Entries with figure data:
++++
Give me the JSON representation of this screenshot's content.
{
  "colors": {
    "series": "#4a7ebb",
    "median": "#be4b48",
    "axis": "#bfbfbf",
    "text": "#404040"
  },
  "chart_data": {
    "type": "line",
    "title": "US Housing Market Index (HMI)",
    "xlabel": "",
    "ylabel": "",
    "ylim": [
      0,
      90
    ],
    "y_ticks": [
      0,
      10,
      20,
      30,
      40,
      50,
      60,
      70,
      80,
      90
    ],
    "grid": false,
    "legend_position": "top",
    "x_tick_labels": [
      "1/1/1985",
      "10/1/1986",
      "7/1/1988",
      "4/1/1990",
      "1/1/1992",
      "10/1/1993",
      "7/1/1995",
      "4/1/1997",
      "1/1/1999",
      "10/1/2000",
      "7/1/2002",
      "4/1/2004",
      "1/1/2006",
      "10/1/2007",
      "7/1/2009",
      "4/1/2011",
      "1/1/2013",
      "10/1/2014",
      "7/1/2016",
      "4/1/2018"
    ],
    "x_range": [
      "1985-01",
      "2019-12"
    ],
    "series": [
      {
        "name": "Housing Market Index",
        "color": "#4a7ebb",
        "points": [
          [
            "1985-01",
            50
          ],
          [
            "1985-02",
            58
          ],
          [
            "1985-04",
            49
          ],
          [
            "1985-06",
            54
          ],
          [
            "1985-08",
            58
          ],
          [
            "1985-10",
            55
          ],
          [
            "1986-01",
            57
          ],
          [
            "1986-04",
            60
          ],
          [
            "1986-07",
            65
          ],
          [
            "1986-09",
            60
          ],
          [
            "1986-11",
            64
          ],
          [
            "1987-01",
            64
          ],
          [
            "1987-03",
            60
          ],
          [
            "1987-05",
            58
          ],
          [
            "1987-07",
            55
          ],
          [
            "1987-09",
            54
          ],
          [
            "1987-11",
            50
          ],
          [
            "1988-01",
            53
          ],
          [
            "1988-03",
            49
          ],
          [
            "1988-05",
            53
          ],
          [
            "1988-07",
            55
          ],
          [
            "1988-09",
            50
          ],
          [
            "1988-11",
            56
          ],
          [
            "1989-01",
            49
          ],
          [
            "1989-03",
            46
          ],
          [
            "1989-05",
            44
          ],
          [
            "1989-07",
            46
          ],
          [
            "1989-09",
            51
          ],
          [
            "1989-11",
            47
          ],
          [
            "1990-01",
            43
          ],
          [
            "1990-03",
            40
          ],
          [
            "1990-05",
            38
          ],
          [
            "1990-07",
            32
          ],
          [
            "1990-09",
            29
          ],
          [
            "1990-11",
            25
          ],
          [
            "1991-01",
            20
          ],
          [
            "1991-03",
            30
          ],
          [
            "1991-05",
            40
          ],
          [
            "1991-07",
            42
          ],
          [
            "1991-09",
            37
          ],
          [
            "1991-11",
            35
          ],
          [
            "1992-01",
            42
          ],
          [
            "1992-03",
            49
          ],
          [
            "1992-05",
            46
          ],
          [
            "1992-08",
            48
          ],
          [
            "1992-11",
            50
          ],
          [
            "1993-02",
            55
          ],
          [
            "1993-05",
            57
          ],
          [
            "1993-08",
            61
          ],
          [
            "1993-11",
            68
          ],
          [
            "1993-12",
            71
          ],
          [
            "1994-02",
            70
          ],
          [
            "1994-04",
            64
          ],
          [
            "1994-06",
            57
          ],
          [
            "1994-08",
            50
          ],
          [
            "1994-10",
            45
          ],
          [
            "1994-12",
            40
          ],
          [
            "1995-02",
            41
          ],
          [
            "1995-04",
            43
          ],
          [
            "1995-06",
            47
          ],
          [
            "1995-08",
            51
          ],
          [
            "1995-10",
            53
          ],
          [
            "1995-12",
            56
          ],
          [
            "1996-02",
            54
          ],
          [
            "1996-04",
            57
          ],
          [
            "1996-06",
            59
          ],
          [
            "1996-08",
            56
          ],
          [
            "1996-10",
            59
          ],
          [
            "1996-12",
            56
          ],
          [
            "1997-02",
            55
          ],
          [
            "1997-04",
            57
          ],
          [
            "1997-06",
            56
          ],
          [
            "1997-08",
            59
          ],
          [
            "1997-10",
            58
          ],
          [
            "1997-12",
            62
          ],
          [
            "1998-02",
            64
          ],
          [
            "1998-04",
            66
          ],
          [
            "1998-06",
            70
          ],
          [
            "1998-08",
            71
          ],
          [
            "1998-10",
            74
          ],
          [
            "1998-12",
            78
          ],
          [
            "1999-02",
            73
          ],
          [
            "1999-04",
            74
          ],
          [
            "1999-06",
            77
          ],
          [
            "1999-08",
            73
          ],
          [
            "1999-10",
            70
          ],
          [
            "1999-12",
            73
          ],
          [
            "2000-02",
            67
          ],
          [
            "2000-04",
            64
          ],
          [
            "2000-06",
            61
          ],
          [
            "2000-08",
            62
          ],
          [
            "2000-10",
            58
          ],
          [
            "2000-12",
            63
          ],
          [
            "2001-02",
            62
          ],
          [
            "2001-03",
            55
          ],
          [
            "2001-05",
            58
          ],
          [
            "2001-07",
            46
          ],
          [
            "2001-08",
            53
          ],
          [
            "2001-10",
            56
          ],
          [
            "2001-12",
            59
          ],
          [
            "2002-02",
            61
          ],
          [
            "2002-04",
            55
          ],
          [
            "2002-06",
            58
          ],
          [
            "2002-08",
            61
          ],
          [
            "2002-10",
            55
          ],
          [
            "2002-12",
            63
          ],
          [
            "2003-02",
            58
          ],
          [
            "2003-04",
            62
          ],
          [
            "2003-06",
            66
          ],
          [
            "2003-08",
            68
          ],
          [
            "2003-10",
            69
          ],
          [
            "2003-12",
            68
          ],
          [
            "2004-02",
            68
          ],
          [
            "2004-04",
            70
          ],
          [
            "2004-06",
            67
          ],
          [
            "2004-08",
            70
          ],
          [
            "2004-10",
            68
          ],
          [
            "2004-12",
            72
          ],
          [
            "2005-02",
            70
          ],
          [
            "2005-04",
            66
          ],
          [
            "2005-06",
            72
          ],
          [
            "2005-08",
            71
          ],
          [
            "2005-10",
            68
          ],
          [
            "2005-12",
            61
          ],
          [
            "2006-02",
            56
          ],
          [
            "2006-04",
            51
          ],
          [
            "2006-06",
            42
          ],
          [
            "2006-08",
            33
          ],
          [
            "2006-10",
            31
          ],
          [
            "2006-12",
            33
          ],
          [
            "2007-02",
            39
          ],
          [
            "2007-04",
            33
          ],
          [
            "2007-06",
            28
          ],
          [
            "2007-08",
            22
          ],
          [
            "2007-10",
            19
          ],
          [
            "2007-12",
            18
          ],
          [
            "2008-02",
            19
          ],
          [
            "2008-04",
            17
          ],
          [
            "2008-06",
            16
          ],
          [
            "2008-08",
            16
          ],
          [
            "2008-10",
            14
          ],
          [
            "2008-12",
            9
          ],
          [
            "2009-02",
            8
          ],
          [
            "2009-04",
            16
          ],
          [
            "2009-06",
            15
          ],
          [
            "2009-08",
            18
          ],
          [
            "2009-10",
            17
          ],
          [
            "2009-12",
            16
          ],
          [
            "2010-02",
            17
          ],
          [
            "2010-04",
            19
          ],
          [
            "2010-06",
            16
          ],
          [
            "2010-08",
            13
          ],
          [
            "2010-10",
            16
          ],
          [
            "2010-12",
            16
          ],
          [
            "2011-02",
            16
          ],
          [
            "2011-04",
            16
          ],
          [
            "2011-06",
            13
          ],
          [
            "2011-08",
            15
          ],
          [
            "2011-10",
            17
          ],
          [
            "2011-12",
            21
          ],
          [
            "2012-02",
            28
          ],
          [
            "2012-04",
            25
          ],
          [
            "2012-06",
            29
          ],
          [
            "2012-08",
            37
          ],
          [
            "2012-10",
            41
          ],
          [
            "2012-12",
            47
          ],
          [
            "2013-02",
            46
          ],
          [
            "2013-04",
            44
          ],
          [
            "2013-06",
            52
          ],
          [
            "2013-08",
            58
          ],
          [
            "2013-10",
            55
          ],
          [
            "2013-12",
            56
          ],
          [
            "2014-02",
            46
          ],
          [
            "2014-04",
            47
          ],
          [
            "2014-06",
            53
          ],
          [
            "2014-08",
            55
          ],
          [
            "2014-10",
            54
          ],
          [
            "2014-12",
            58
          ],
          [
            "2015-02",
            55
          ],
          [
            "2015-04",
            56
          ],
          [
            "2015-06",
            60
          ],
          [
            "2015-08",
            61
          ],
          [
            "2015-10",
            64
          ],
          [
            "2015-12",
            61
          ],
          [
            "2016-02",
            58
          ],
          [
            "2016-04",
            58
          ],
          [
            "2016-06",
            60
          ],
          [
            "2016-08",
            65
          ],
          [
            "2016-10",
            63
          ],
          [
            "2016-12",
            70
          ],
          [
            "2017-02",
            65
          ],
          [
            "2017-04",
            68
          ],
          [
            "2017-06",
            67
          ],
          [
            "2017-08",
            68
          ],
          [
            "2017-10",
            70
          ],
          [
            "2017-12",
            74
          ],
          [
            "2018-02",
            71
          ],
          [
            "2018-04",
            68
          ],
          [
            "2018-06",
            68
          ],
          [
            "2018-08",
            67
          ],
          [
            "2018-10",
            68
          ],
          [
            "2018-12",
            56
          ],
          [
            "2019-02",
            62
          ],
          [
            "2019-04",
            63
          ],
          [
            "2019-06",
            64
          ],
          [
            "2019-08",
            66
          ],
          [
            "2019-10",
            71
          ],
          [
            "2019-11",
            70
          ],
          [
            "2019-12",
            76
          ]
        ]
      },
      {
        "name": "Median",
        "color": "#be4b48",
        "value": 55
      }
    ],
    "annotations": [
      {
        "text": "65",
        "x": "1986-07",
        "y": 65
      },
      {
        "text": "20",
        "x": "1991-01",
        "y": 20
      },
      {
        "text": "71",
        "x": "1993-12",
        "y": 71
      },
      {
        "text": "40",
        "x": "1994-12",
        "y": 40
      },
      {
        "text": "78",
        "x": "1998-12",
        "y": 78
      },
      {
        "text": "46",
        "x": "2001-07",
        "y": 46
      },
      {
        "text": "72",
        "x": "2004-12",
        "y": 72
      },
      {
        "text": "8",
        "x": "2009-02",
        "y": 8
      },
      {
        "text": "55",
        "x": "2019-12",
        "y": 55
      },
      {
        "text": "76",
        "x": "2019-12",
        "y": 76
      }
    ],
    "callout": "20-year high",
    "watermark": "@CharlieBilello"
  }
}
++++
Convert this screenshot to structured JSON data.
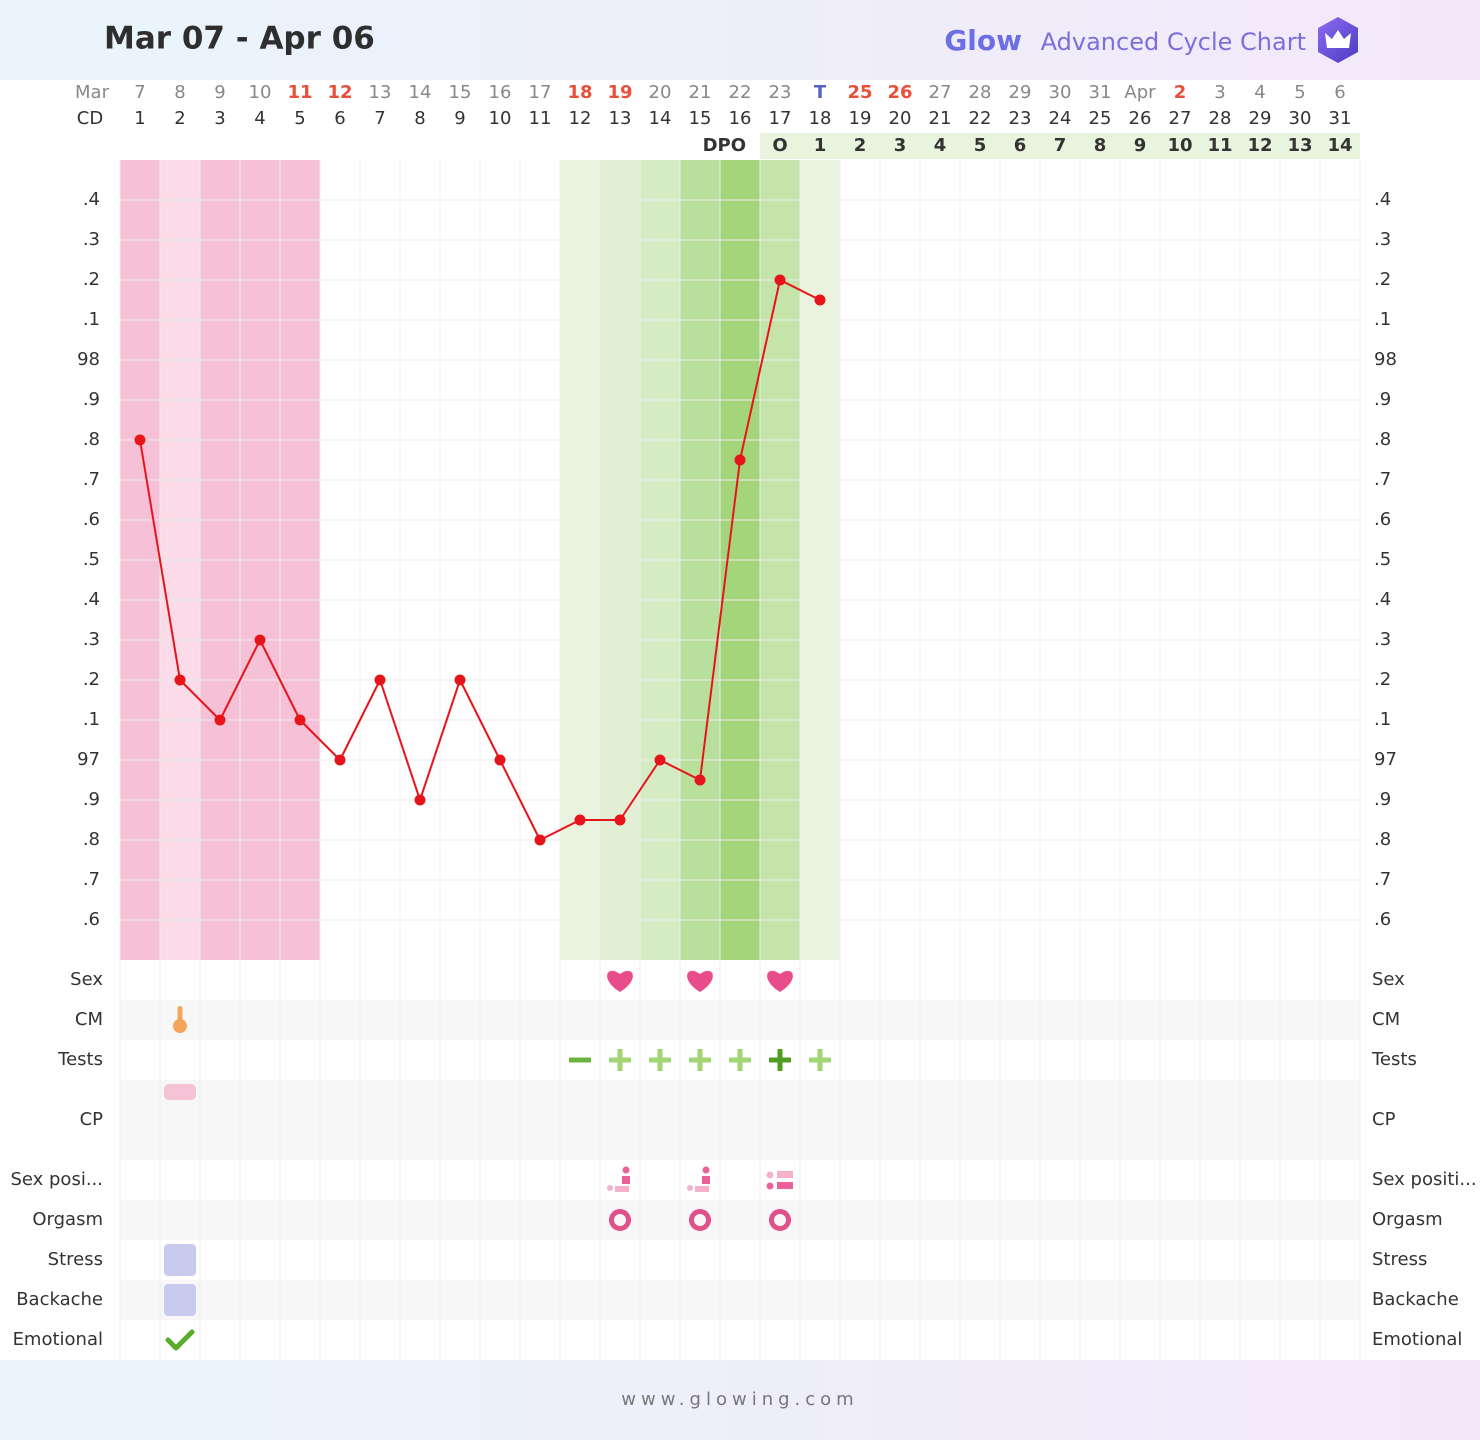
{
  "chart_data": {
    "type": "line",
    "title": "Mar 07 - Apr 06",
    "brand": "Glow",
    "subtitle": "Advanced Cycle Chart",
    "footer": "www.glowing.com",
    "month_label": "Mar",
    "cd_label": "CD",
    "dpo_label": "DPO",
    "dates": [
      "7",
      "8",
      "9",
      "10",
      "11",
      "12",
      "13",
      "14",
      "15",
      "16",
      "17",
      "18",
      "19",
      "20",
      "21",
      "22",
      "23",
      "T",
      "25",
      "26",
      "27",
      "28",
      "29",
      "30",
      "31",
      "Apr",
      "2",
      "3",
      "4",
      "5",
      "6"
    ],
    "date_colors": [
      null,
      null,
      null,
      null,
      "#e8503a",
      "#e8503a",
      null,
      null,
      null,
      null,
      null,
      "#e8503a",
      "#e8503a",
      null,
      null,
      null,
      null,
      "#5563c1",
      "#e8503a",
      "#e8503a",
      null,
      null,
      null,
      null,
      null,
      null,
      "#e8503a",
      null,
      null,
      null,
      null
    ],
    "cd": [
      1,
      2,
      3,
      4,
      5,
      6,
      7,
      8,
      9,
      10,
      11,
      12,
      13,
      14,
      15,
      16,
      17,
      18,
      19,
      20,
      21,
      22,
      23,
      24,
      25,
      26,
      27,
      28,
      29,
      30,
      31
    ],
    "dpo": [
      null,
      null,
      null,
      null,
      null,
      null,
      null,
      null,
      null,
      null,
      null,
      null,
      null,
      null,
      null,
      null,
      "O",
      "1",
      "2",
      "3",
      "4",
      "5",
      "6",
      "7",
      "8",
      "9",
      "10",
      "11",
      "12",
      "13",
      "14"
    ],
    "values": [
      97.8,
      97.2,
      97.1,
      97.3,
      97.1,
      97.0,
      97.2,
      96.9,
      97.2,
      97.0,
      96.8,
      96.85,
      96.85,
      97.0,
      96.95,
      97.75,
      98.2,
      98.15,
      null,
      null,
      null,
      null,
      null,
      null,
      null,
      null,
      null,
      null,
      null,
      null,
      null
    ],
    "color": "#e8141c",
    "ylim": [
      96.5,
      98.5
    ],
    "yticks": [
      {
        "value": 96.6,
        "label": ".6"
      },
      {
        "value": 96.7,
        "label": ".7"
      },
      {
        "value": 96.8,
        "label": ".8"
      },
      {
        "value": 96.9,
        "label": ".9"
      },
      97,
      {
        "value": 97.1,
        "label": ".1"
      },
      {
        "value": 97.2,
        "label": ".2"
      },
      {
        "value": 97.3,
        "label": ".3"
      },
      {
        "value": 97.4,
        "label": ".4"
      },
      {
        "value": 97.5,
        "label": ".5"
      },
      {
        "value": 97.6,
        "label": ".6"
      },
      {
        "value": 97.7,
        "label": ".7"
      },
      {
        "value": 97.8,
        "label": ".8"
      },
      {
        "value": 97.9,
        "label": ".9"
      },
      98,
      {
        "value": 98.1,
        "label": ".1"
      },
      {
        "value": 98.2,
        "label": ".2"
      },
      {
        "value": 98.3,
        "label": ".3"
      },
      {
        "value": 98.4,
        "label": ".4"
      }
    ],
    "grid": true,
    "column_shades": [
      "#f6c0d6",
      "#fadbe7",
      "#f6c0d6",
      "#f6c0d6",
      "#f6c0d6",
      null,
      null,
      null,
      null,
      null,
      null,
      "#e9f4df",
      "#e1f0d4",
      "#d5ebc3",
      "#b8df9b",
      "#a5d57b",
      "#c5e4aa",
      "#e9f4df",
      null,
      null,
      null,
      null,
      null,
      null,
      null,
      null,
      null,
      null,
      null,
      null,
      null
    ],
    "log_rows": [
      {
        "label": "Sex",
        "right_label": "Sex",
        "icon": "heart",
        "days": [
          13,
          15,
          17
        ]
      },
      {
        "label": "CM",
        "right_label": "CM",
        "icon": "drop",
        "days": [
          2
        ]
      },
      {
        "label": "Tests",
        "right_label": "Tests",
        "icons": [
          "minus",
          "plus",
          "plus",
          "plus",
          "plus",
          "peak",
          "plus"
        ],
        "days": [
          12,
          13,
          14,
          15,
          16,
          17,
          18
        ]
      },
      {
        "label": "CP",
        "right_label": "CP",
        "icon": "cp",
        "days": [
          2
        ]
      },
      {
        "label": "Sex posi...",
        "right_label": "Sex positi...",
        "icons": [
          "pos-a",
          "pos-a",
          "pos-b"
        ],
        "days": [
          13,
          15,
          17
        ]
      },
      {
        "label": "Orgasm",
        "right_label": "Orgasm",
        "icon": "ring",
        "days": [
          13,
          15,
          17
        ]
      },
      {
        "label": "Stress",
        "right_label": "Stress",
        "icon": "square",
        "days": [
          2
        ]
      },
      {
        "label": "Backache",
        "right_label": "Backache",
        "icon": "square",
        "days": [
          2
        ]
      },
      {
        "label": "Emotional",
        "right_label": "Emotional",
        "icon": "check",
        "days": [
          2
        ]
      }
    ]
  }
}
++++
→ **WHAT TO WORK ON**:
Report how many lines in the entries hold the string "name". Nothing but the number is wanted.

→ **RESULT BELOW**:
2